Work to be completed - Output the data word for word, dropping every image.

# start of Excerpted records

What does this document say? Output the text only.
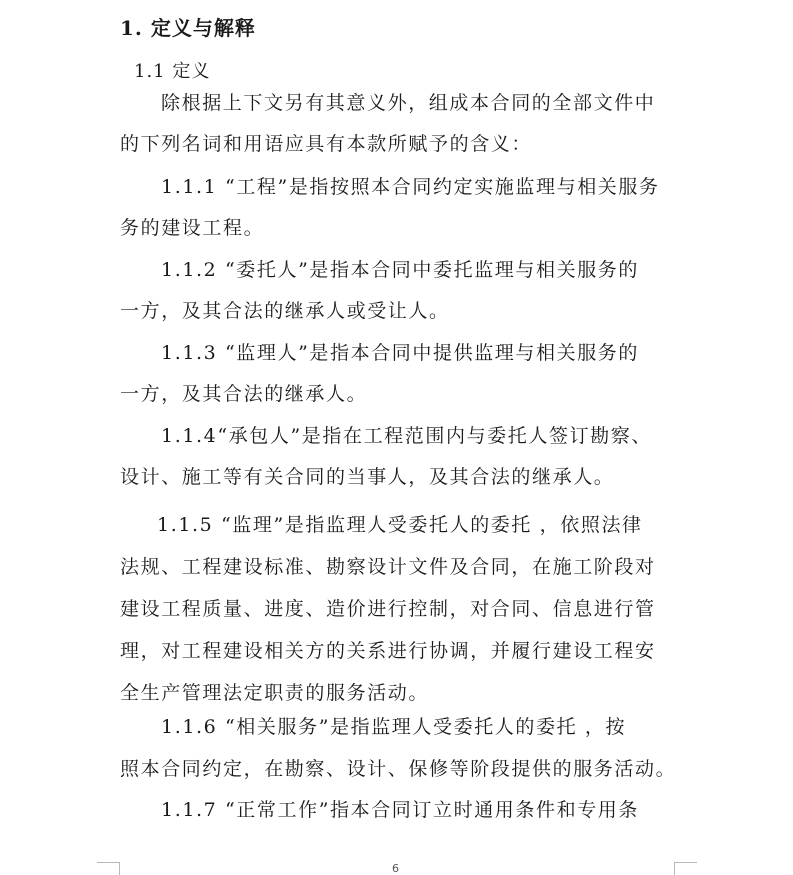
1. 定义与解释
1.1 定义
除根据上下文另有其意义外，组成本合同的全部文件中
的下列名词和用语应具有本款所赋予的含义：
1.1.1 “工程”是指按照本合同约定实施监理与相关服务
务的建设工程。
1.1.2 “委托人”是指本合同中委托监理与相关服务的
一方，及其合法的继承人或受让人。
1.1.3 “监理人”是指本合同中提供监理与相关服务的
一方，及其合法的继承人。
1.1.4“承包人”是指在工程范围内与委托人签订勘察、
设计、施工等有关合同的当事人，及其合法的继承人。
1.1.5 “监理”是指监理人受委托人的委托 ，依照法律
法规、工程建设标准、勘察设计文件及合同，在施工阶段对
建设工程质量、进度、造价进行控制，对合同、信息进行管
理，对工程建设相关方的关系进行协调，并履行建设工程安
全生产管理法定职责的服务活动。
1.1.6 “相关服务”是指监理人受委托人的委托 ，按
照本合同约定，在勘察、设计、保修等阶段提供的服务活动。
1.1.7 “正常工作”指本合同订立时通用条件和专用条
6
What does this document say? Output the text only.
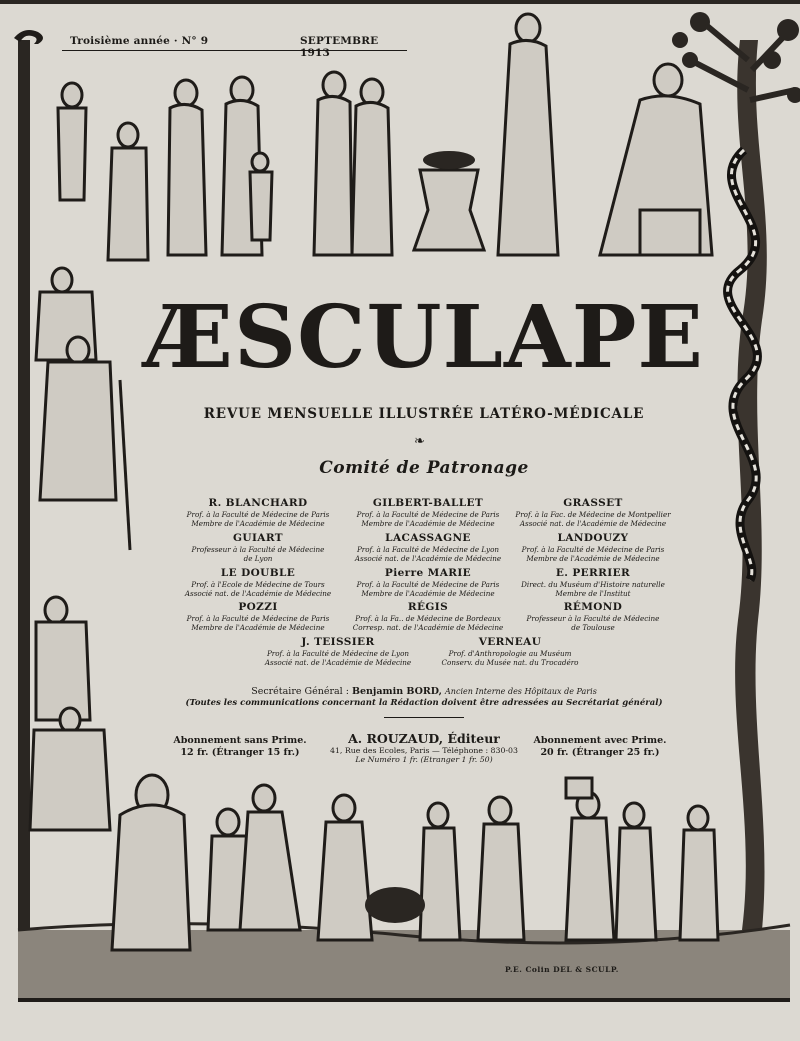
Troisième année · N° 9	SEPTEMBRE 1913
ÆSCULAPE
REVUE MENSUELLE ILLUSTRÉE LATÉRO-MÉDICALE
❧
Comité de Patronage
R. BLANCHARD
Prof. à la Faculté de Médecine de Paris
Membre de l'Académie de Médecine
GILBERT-BALLET
Prof. à la Faculté de Médecine de Paris
Membre de l'Académie de Médecine
GRASSET
Prof. à la Fac. de Médecine de Montpellier
Associé nat. de l'Académie de Médecine
GUIART
Professeur à la Faculté de Médecine
de Lyon
LACASSAGNE
Prof. à la Faculté de Médecine de Lyon
Associé nat. de l'Académie de Médecine
LANDOUZY
Prof. à la Faculté de Médecine de Paris
Membre de l'Académie de Médecine
LE DOUBLE
Prof. à l'Ecole de Médecine de Tours
Associé nat. de l'Académie de Médecine
Pierre MARIE
Prof. à la Faculté de Médecine de Paris
Membre de l'Académie de Médecine
E. PERRIER
Direct. du Muséum d'Histoire naturelle
Membre de l'Institut
POZZI
Prof. à la Faculté de Médecine de Paris
Membre de l'Académie de Médecine
RÉGIS
Prof. à la Fa.. de Médecine de Bordeaux
Corresp. nat. de l'Académie de Médecine
RÉMOND
Professeur à la Faculté de Médecine
de Toulouse
J. TEISSIER
Prof. à la Faculté de Médecine de Lyon
Associé nat. de l'Académie de Médecine
VERNEAU
Prof. d'Anthropologie au Muséum
Conserv. du Musée nat. du Trocadéro
Secrétaire Général : Benjamin BORD, Ancien Interne des Hôpitaux de Paris
(Toutes les communications concernant la Rédaction doivent être adressées au Secrétariat général)
Abonnement sans Prime.
12 fr. (Étranger 15 fr.)
A. ROUZAUD, Éditeur
41, Rue des Ecoles, Paris — Téléphone : 830-03
Le Numéro 1 fr. (Etranger 1 fr. 50)
Abonnement avec Prime.
20 fr. (Étranger 25 fr.)
P.E. Colin DEL & SCULP.
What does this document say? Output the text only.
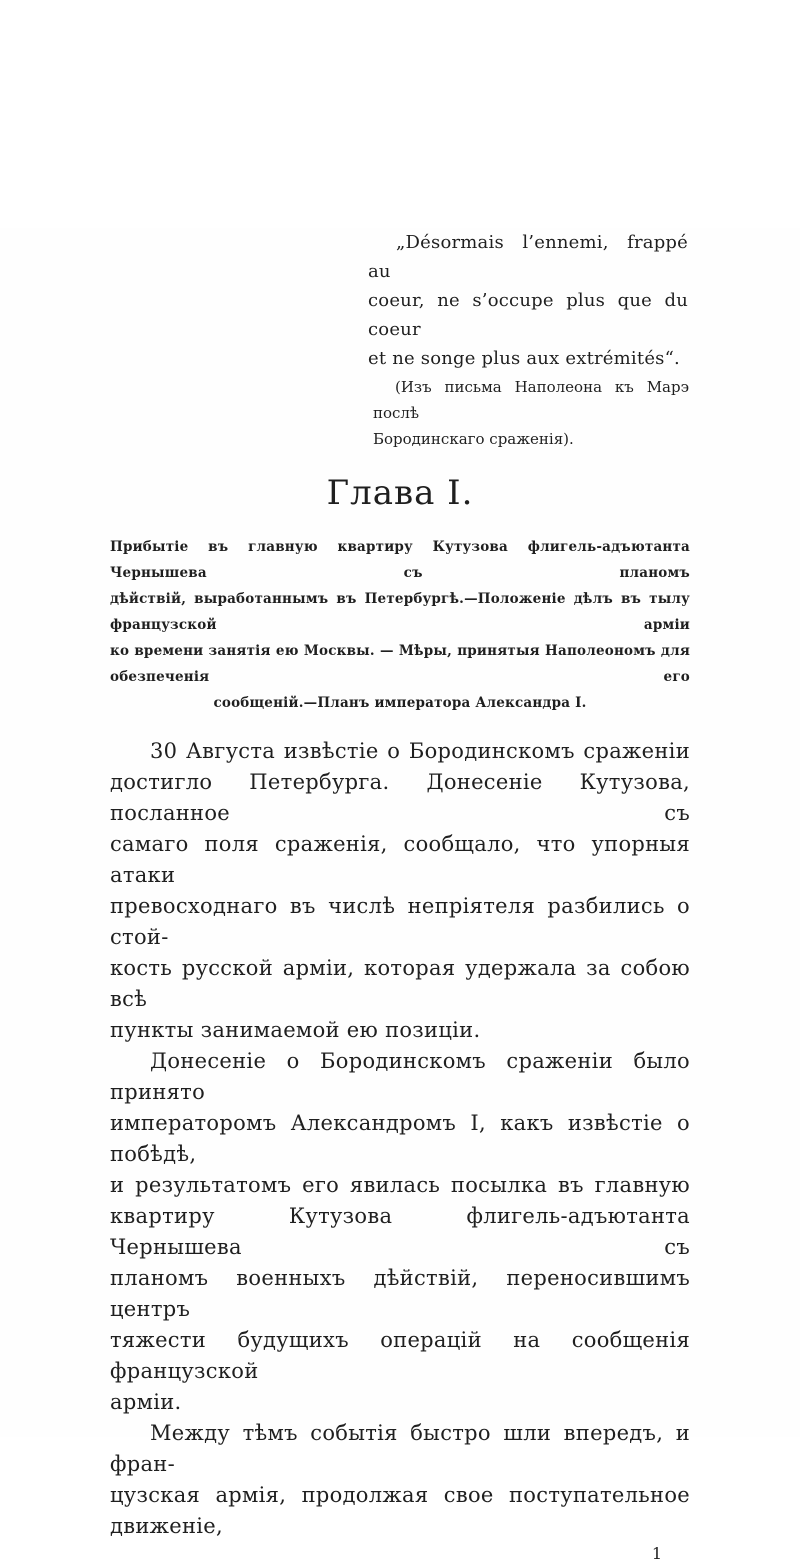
„Désormais l’ennemi, frappé au
coeur, ne s’occupe plus que du coeur
et ne songe plus aux extrémités“.
(Изъ письма Наполеона къ Марэ послѣ
Бородинскаго сраженія).
Глава I.
Прибытіе въ главную квартиру Кутузова флигель-адъютанта Чернышева съ планомъ
дѣйствій, выработаннымъ въ Петербургѣ.—Положеніе дѣлъ въ тылу французской арміи
ко времени занятія ею Москвы. — Мѣры, принятыя Наполеономъ для обезпеченія его
сообщеній.—Планъ императора Александра I.
30 Августа извѣстіе о Бородинскомъ сраженіи
достигло Петербурга. Донесеніе Кутузова, посланное съ
самаго поля сраженія, сообщало, что упорныя атаки
превосходнаго въ числѣ непріятеля разбились о стой-
кость русской арміи, которая удержала за собою всѣ
пункты занимаемой ею позиціи.
Донесеніе о Бородинскомъ сраженіи было принято
императоромъ Александромъ I, какъ извѣстіе о побѣдѣ,
и результатомъ его явилась посылка въ главную
квартиру Кутузова флигель-адъютанта Чернышева съ
планомъ военныхъ дѣйствій, переносившимъ центръ
тяжести будущихъ операцій на сообщенія французской
арміи.
Между тѣмъ событія быстро шли впередъ, и фран-
цузская армія, продолжая свое поступательное движеніе,
1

# end of Excerpted records

Output of the task -
What does this document say? Output the text only.
1. 定义与解释
1.1 定义
除根据上下文另有其意义外，组成本合同的全部文件中
的下列名词和用语应具有本款所赋予的含义：
1.1.1 “工程”是指按照本合同约定实施监理与相关服务
务的建设工程。
1.1.2 “委托人”是指本合同中委托监理与相关服务的
一方，及其合法的继承人或受让人。
1.1.3 “监理人”是指本合同中提供监理与相关服务的
一方，及其合法的继承人。
1.1.4“承包人”是指在工程范围内与委托人签订勘察、
设计、施工等有关合同的当事人，及其合法的继承人。
1.1.5 “监理”是指监理人受委托人的委托 ，依照法律
法规、工程建设标准、勘察设计文件及合同，在施工阶段对
建设工程质量、进度、造价进行控制，对合同、信息进行管
理，对工程建设相关方的关系进行协调，并履行建设工程安
全生产管理法定职责的服务活动。
1.1.6 “相关服务”是指监理人受委托人的委托 ，按
照本合同约定，在勘察、设计、保修等阶段提供的服务活动。
1.1.7 “正常工作”指本合同订立时通用条件和专用条
6
What does this document say? Output the text only.
Troisième année · N° 9	SEPTEMBRE 1913
ÆSCULAPE
REVUE MENSUELLE ILLUSTRÉE LATÉRO-MÉDICALE
❧
Comité de Patronage
R. BLANCHARD
Prof. à la Faculté de Médecine de Paris
Membre de l'Académie de Médecine
GILBERT-BALLET
Prof. à la Faculté de Médecine de Paris
Membre de l'Académie de Médecine
GRASSET
Prof. à la Fac. de Médecine de Montpellier
Associé nat. de l'Académie de Médecine
GUIART
Professeur à la Faculté de Médecine
de Lyon
LACASSAGNE
Prof. à la Faculté de Médecine de Lyon
Associé nat. de l'Académie de Médecine
LANDOUZY
Prof. à la Faculté de Médecine de Paris
Membre de l'Académie de Médecine
LE DOUBLE
Prof. à l'Ecole de Médecine de Tours
Associé nat. de l'Académie de Médecine
Pierre MARIE
Prof. à la Faculté de Médecine de Paris
Membre de l'Académie de Médecine
E. PERRIER
Direct. du Muséum d'Histoire naturelle
Membre de l'Institut
POZZI
Prof. à la Faculté de Médecine de Paris
Membre de l'Académie de Médecine
RÉGIS
Prof. à la Fa.. de Médecine de Bordeaux
Corresp. nat. de l'Académie de Médecine
RÉMOND
Professeur à la Faculté de Médecine
de Toulouse
J. TEISSIER
Prof. à la Faculté de Médecine de Lyon
Associé nat. de l'Académie de Médecine
VERNEAU
Prof. d'Anthropologie au Muséum
Conserv. du Musée nat. du Trocadéro
Secrétaire Général : Benjamin BORD, Ancien Interne des Hôpitaux de Paris
(Toutes les communications concernant la Rédaction doivent être adressées au Secrétariat général)
Abonnement sans Prime.
12 fr. (Étranger 15 fr.)
A. ROUZAUD, Éditeur
41, Rue des Ecoles, Paris — Téléphone : 830-03
Le Numéro 1 fr. (Etranger 1 fr. 50)
Abonnement avec Prime.
20 fr. (Étranger 25 fr.)
P.E. Colin DEL & SCULP.
What does this document say? Output the text only.
„Désormais l’ennemi, frappé au
coeur, ne s’occupe plus que du coeur
et ne songe plus aux extrémités“.
(Изъ письма Наполеона къ Марэ послѣ
Бородинскаго сраженія).
Глава I.
Прибытіе въ главную квартиру Кутузова флигель-адъютанта Чернышева съ планомъ
дѣйствій, выработаннымъ въ Петербургѣ.—Положеніе дѣлъ въ тылу французской арміи
ко времени занятія ею Москвы. — Мѣры, принятыя Наполеономъ для обезпеченія его
сообщеній.—Планъ императора Александра I.
30 Августа извѣстіе о Бородинскомъ сраженіи
достигло Петербурга. Донесеніе Кутузова, посланное съ
самаго поля сраженія, сообщало, что упорныя атаки
превосходнаго въ числѣ непріятеля разбились о стой-
кость русской арміи, которая удержала за собою всѣ
пункты занимаемой ею позиціи.
Донесеніе о Бородинскомъ сраженіи было принято
императоромъ Александромъ I, какъ извѣстіе о побѣдѣ,
и результатомъ его явилась посылка въ главную
квартиру Кутузова флигель-адъютанта Чернышева съ
планомъ военныхъ дѣйствій, переносившимъ центръ
тяжести будущихъ операцій на сообщенія французской
арміи.
Между тѣмъ событія быстро шли впередъ, и фран-
цузская армія, продолжая свое поступательное движеніе,
1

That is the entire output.